_Given instruction:_
Filter the listing below, copying every line in which the word "Music" appears.

Data entries for graphics
======

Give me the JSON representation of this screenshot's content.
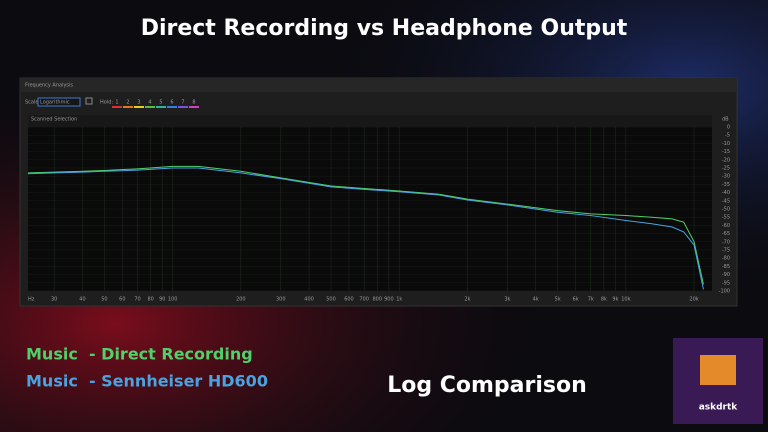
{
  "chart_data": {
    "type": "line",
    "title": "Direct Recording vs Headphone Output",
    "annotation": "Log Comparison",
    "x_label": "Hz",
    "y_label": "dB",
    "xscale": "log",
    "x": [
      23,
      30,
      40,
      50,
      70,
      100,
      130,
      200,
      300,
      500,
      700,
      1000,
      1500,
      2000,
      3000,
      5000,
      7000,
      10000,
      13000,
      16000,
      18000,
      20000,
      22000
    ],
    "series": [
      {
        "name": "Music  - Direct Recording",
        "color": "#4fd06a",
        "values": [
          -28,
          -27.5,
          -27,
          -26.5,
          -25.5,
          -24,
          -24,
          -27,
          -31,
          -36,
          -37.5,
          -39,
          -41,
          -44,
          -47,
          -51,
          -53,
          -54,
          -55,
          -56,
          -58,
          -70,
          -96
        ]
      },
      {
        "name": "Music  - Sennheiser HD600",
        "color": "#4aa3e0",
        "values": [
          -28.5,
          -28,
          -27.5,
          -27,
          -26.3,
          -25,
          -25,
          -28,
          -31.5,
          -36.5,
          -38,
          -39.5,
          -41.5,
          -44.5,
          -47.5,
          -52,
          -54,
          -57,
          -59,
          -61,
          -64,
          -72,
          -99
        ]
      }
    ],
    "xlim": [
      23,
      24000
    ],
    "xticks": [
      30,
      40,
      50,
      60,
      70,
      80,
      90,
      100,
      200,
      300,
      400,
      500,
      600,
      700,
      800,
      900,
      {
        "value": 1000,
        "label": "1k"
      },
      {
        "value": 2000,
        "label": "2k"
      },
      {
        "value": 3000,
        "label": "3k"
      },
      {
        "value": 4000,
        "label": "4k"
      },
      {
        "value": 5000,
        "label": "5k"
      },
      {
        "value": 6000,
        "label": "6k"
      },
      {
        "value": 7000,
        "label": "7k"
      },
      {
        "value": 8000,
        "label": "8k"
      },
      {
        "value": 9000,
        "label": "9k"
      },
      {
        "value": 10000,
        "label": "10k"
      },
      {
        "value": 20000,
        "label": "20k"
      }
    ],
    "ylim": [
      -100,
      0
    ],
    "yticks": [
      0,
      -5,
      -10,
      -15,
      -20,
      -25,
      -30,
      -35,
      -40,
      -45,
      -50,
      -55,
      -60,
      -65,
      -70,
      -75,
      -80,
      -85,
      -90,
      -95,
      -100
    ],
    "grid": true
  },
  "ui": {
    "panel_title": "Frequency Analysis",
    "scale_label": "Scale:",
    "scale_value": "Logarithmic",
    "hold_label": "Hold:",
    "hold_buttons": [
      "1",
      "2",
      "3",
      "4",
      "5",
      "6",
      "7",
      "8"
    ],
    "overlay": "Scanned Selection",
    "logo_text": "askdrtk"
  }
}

======

_Task output:_
        "name": "Music  - Direct Recording",
        "name": "Music  - Sennheiser HD600",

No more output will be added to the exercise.